O combate ao bullying no Brasil

Enviada em 21/03/2020

Violência física, apelidos constrangedores, referências preconceituosas e outros comportamentos agressivos são formas pelas quais se pratica o “bullying”. A dinâmica dele é marcada pela presença de alguns atores: autor, alvo e testemunhas. O autor é quem ataca a criança, supostamente mais fraca, com o objetivo de causar dor, constrangimento ou humilhação e o alvo é quem sofre as agressões.

Recém-aprovada Lei nº 13.185/16, além de trazer uma definição legal para o “bullying”, ali denominado “intimidação sistemática”, cria uma política nacional de combate à prática e assegura atendimento psicológico aos alvos, impondo a escolas, clubes e agremiações o dever de “assegurar medidas de conscientização, prevenção, diagnóstico e combate à violência e à intimidação sistemática”.

Assim, a nova legislação esclarece que escolas, clubes e agremiações recreativas têm responsabilidade sobre a intimidação que ocorra sob seus auspícios. Além de obrigá-los a atuar de forma a evitar a ocorrência das agressões e identificá-las ativamente.Tal previsão é importante, pois, como dito, as crianças por vezes escondem o dos adultos, que, a seu turno e não raramente, erram ao tratá-lo como algo normal.

DADOS DISPONÍVEIS:
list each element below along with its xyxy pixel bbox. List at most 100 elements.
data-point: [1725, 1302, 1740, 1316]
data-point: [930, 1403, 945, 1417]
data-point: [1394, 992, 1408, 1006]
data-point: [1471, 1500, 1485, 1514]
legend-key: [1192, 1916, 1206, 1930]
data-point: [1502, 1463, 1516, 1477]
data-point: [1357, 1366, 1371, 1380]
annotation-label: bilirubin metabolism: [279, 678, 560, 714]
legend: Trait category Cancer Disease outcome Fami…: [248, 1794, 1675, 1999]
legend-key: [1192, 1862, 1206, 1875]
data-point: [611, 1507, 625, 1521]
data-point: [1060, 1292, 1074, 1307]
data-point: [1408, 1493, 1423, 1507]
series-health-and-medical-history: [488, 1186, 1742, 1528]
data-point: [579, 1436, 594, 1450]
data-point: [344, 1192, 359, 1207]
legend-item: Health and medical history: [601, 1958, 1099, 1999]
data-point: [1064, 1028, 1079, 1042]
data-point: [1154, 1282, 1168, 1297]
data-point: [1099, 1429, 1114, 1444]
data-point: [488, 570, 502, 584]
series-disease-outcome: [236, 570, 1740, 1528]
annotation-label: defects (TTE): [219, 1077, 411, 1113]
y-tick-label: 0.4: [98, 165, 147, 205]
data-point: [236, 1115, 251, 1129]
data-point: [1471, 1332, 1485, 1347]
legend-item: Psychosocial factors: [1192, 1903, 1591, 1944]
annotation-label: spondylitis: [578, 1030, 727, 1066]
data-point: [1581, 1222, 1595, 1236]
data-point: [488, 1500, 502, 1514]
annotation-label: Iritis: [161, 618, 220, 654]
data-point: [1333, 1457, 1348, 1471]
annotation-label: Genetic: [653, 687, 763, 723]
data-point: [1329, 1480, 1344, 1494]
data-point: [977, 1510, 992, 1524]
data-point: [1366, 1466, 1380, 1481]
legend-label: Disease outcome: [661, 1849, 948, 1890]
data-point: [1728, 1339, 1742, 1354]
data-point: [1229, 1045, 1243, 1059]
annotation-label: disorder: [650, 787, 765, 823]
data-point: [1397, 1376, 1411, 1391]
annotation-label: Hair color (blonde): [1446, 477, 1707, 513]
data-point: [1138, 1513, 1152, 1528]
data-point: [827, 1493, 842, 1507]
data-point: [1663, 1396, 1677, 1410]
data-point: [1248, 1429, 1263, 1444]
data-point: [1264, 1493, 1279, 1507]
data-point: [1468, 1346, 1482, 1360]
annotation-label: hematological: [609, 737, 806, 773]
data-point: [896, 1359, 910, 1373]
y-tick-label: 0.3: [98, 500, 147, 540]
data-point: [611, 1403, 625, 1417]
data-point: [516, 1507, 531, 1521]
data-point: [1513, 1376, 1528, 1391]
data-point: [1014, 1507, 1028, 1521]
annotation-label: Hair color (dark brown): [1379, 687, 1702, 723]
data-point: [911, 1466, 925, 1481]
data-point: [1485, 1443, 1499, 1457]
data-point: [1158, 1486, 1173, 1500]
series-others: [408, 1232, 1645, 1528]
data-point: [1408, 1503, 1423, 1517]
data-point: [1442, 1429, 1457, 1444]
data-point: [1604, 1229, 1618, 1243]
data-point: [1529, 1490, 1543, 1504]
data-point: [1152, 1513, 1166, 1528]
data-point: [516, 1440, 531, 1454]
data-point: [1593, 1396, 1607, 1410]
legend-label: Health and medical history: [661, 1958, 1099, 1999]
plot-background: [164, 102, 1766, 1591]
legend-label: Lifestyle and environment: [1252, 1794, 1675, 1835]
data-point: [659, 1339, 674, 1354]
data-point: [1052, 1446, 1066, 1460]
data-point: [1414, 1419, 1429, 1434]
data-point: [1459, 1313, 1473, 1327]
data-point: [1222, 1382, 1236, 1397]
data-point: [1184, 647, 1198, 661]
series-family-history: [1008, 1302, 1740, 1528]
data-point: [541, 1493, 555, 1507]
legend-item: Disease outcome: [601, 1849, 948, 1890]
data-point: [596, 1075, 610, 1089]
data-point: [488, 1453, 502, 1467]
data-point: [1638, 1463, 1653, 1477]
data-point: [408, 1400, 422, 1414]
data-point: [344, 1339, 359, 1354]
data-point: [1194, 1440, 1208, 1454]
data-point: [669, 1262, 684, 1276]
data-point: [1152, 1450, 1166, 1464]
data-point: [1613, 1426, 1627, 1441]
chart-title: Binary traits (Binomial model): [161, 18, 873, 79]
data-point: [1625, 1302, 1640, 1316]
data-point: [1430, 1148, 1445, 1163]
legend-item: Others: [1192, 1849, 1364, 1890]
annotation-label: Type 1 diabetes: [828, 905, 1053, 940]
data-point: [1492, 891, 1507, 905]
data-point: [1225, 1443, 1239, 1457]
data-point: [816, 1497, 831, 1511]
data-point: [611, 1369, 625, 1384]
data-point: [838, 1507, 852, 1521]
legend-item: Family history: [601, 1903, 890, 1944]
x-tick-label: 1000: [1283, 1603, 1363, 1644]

A TAREFA: Com base no trecho sobre bullying, enumere os tipos de medidas que a Lei nº 13.185/16 impõe a escolas, clubes e agremiações o dever de assegurar. Os dados formam um material à parte e não têm relação com o trecho sobre bullying.

RESPOSTA:
- Conscientização
- Prevenção
- Diagnóstico
- Combate à violência e à intimidação sistemática